═══ Record extracts
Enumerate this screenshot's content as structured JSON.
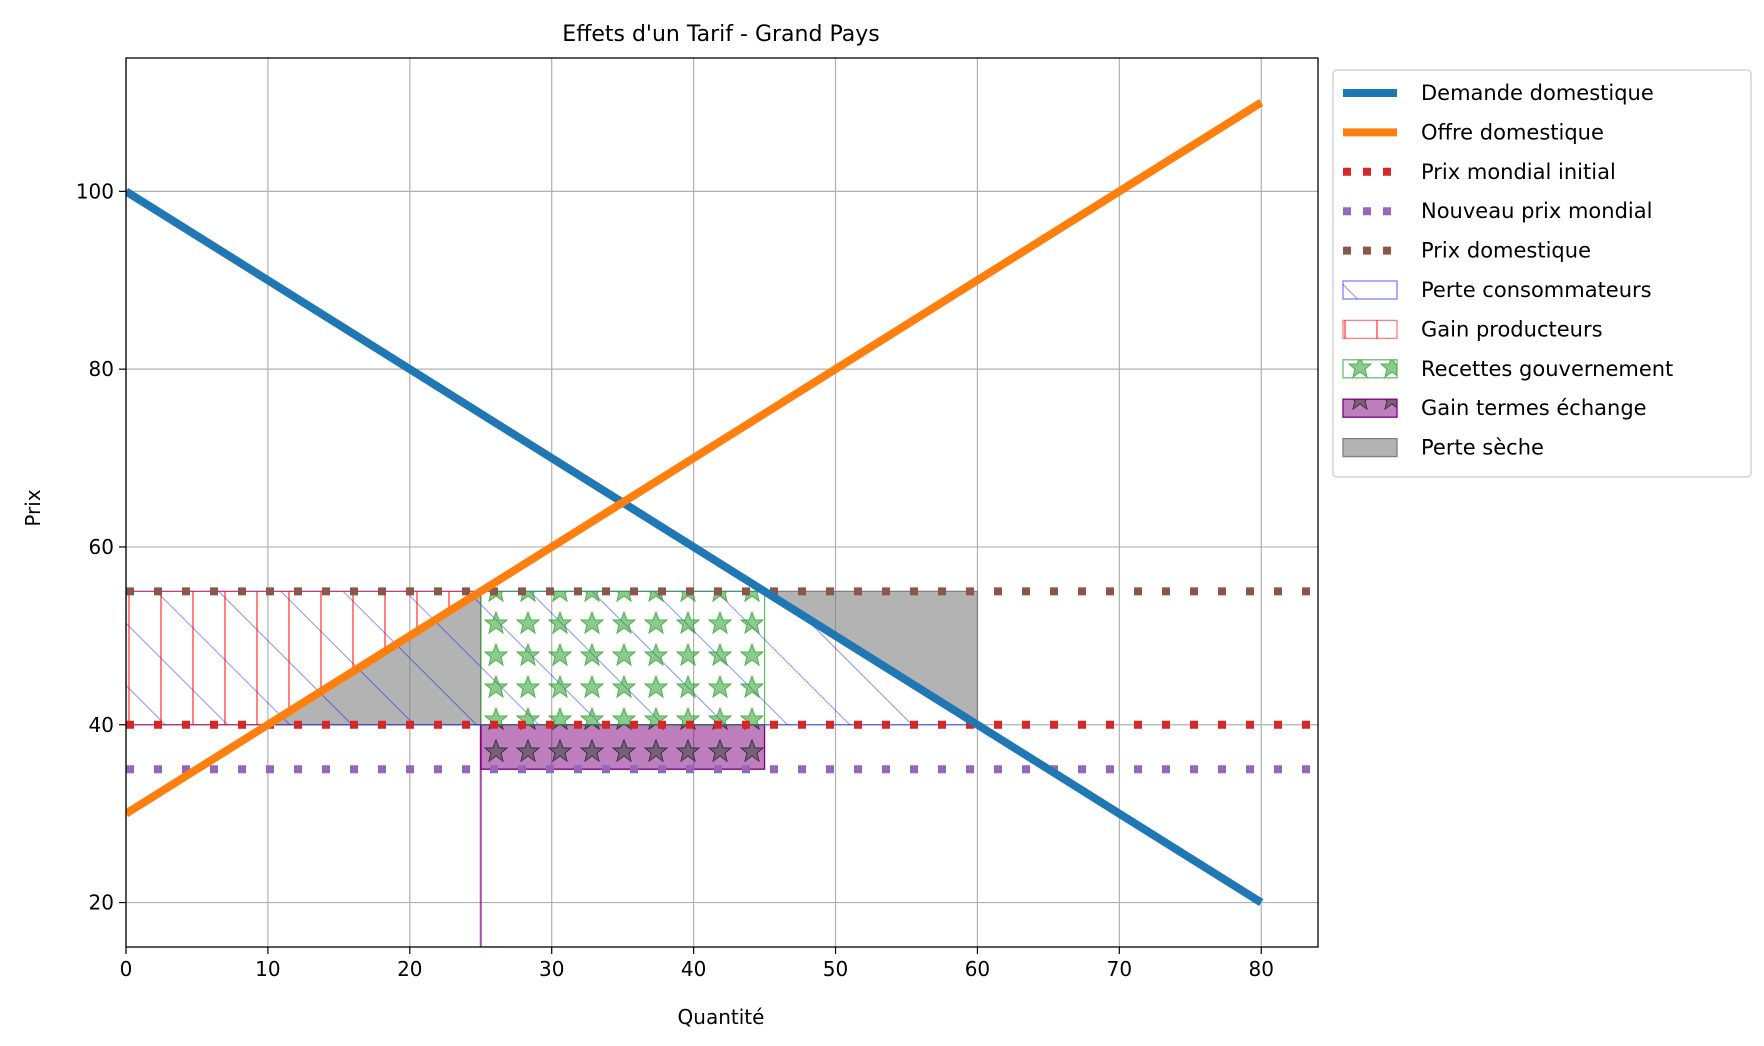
{
  "chart_data": {
    "type": "line",
    "title": "Effets d'un Tarif - Grand Pays",
    "xlabel": "Quantité",
    "ylabel": "Prix",
    "xlim": [
      0,
      84
    ],
    "ylim": [
      15,
      115
    ],
    "xticks": [
      0,
      10,
      20,
      30,
      40,
      50,
      60,
      70,
      80
    ],
    "yticks": [
      20,
      40,
      60,
      80,
      100
    ],
    "grid": true,
    "legend_position": "outside-right-top",
    "series": [
      {
        "name": "Demande domestique",
        "kind": "line",
        "color": "#1f77b4",
        "x": [
          0,
          80
        ],
        "y": [
          100,
          20
        ]
      },
      {
        "name": "Offre domestique",
        "kind": "line",
        "color": "#ff7f0e",
        "x": [
          0,
          80
        ],
        "y": [
          30,
          110
        ]
      },
      {
        "name": "Prix mondial initial",
        "kind": "hline",
        "color": "#d62728",
        "y": 40
      },
      {
        "name": "Nouveau prix mondial",
        "kind": "hline",
        "color": "#9467bd",
        "y": 35
      },
      {
        "name": "Prix domestique",
        "kind": "hline",
        "color": "#8c564b",
        "y": 55
      }
    ],
    "areas": [
      {
        "name": "Perte consommateurs",
        "kind": "polygon",
        "color": "#0000ff",
        "hatch": "diagonal",
        "points": [
          [
            0,
            40
          ],
          [
            60,
            40
          ],
          [
            45,
            55
          ],
          [
            0,
            55
          ]
        ]
      },
      {
        "name": "Gain producteurs",
        "kind": "polygon",
        "color": "#ff0000",
        "hatch": "vertical",
        "points": [
          [
            0,
            40
          ],
          [
            10,
            40
          ],
          [
            25,
            55
          ],
          [
            0,
            55
          ]
        ]
      },
      {
        "name": "Recettes gouvernement",
        "kind": "rect",
        "color": "#2ca02c",
        "hatch": "stars",
        "x": [
          25,
          45
        ],
        "y": [
          40,
          55
        ]
      },
      {
        "name": "Gain termes échange",
        "kind": "rect",
        "color": "#800080",
        "hatch": "stars",
        "x": [
          25,
          45
        ],
        "y": [
          35,
          40
        ]
      },
      {
        "name": "Perte sèche",
        "kind": "polygon",
        "color": "#808080",
        "hatch": "none",
        "points": [
          [
            10,
            40
          ],
          [
            25,
            40
          ],
          [
            25,
            55
          ]
        ]
      },
      {
        "name": "Perte sèche",
        "kind": "polygon",
        "color": "#808080",
        "hatch": "none",
        "legend": false,
        "points": [
          [
            45,
            55
          ],
          [
            60,
            55
          ],
          [
            60,
            40
          ]
        ]
      }
    ],
    "vertical_marker": {
      "x": 25,
      "y": [
        15,
        40
      ],
      "color": "#800080"
    }
  }
}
══════
- _Directive_: Show all lines from the data above in which the word "Gain" appears.

- _Result for this exercise_:
        "name": "Gain producteurs",
        "name": "Gain termes échange",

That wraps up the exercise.